| Written task |
Pick out all lines in the listing holding the string "true" and copy them.

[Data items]
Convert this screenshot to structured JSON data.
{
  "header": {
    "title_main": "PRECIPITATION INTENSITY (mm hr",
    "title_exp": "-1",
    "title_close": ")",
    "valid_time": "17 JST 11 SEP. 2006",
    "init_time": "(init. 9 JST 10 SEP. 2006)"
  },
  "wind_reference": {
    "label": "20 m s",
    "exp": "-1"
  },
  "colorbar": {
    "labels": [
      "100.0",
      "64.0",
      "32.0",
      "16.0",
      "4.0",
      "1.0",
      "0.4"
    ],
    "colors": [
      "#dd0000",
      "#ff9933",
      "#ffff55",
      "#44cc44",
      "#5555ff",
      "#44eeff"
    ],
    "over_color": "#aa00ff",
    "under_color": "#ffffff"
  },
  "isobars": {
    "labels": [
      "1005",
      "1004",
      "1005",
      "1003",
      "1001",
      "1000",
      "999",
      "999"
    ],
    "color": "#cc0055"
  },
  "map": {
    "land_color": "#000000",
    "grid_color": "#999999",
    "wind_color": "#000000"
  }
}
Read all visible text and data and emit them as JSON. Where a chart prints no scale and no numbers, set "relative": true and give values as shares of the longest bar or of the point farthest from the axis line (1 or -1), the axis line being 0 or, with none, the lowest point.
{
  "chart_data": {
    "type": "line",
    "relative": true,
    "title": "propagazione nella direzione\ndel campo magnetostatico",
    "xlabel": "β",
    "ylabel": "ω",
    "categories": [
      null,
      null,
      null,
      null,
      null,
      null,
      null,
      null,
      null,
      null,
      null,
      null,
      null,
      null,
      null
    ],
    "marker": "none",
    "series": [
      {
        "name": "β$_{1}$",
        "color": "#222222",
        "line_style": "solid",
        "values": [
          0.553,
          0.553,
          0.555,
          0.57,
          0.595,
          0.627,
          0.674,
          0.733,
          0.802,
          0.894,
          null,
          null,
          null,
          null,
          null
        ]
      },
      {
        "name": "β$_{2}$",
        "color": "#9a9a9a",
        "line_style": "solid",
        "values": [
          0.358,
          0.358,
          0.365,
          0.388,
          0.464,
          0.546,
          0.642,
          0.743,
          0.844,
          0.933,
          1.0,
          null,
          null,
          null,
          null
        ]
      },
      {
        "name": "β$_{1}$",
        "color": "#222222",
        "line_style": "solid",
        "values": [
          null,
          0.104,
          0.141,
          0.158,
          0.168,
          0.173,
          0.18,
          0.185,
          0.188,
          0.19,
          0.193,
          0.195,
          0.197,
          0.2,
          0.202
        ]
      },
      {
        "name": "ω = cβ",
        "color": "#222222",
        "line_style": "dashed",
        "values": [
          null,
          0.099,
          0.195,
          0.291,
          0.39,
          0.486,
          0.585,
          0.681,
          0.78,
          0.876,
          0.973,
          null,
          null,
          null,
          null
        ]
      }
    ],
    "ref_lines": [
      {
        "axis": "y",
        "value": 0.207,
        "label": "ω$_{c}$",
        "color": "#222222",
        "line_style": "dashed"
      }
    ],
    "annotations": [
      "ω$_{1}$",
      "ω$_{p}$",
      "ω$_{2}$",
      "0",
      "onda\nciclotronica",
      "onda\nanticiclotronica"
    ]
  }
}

| Expected answer |
Read all visible text and data and emit them as JSON. Where a chart prints no scale and no numbers, set "relative": true and give values as shares of the longest bar or of the point farthest from the axis line (1 or -1), the axis line being 0 or, with none, the lowest point.
    "relative": true,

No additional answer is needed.